* BEGIN Supplied information *
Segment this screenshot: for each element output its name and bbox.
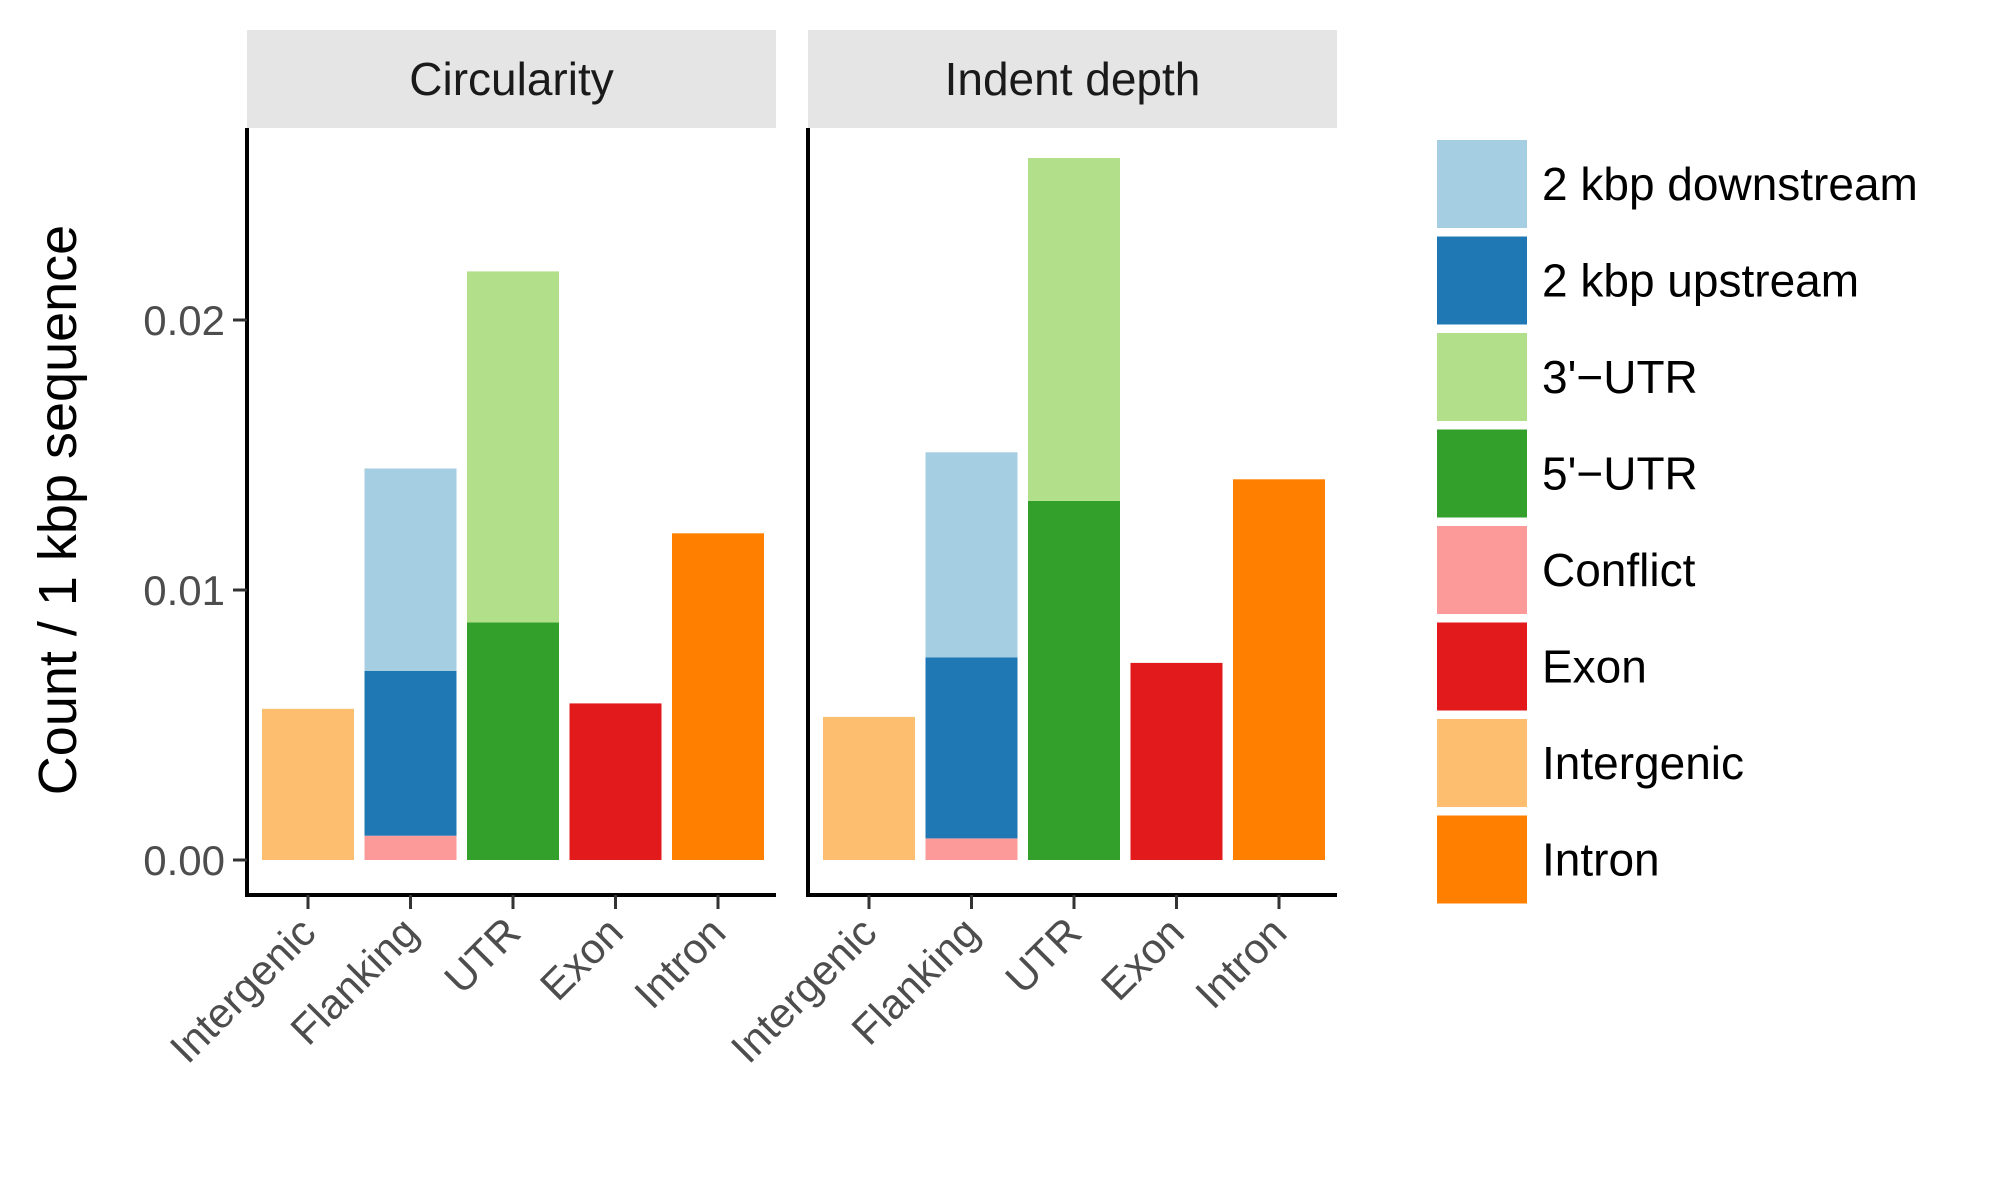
* END Supplied information *
* BEGIN Supplied information *
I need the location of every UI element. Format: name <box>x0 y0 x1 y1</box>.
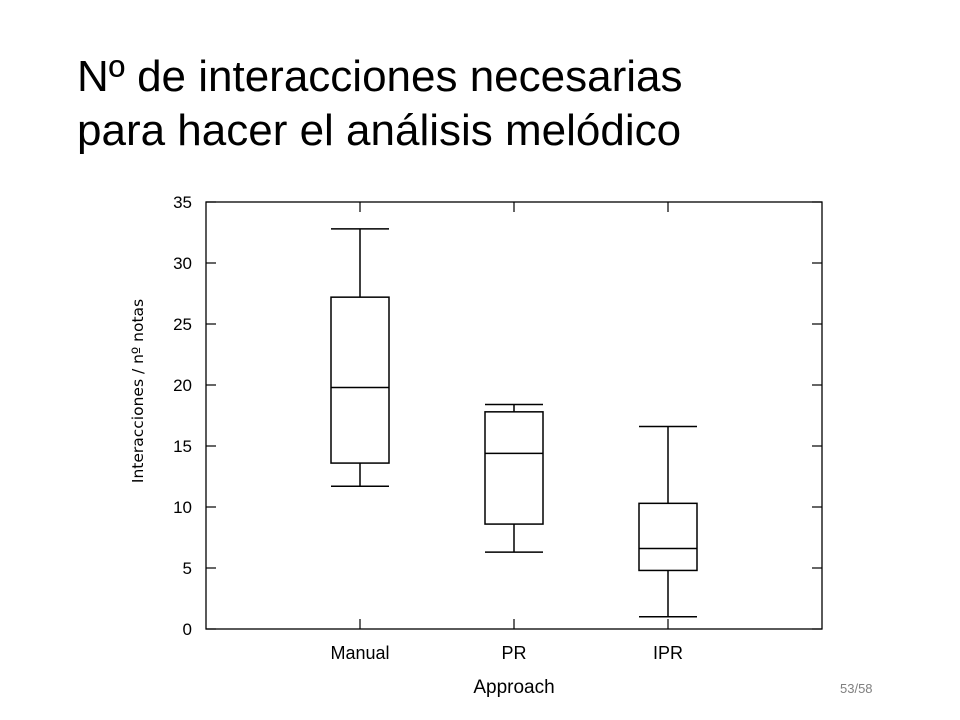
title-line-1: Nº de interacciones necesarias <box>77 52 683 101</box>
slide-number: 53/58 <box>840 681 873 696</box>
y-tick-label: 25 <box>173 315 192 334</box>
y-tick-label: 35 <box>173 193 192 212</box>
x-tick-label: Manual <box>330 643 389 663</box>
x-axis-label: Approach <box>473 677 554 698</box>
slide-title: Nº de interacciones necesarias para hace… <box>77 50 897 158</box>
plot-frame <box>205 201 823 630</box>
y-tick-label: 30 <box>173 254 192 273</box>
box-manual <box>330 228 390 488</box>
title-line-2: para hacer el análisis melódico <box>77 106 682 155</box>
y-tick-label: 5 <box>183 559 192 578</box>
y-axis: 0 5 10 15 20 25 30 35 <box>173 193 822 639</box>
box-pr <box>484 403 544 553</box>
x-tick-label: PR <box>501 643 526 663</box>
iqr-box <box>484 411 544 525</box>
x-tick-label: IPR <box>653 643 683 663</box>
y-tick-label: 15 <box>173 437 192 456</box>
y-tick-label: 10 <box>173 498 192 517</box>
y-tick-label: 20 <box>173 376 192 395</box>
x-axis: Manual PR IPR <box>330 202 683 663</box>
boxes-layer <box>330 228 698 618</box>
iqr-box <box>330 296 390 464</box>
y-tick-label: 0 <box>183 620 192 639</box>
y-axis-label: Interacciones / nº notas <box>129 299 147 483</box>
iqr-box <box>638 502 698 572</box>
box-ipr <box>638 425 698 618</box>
* END Supplied information *
Job: Replace "y-tick-label" with "y-axis-tick" in the stretch of the material from the line containing "I need the location" through the line containing "y-tick-label: 5 <box>183 559 192 578</box>", changing nothing else. Give only those lines and leave out the pictures.

Exercise response:
I need the location of every UI element. Format: name <box>x0 y0 x1 y1</box>.
title-line-1: Nº de interacciones necesarias <box>77 52 683 101</box>
slide-number: 53/58 <box>840 681 873 696</box>
y-axis-tick: 25 <box>173 315 192 334</box>
y-axis-tick: 35 <box>173 193 192 212</box>
x-tick-label: Manual <box>330 643 389 663</box>
x-axis-label: Approach <box>473 677 554 698</box>
slide-title: Nº de interacciones necesarias para hace… <box>77 50 897 158</box>
plot-frame <box>205 201 823 630</box>
y-axis-tick: 30 <box>173 254 192 273</box>
box-manual <box>330 228 390 488</box>
title-line-2: para hacer el análisis melódico <box>77 106 682 155</box>
y-axis-tick: 5 <box>183 559 192 578</box>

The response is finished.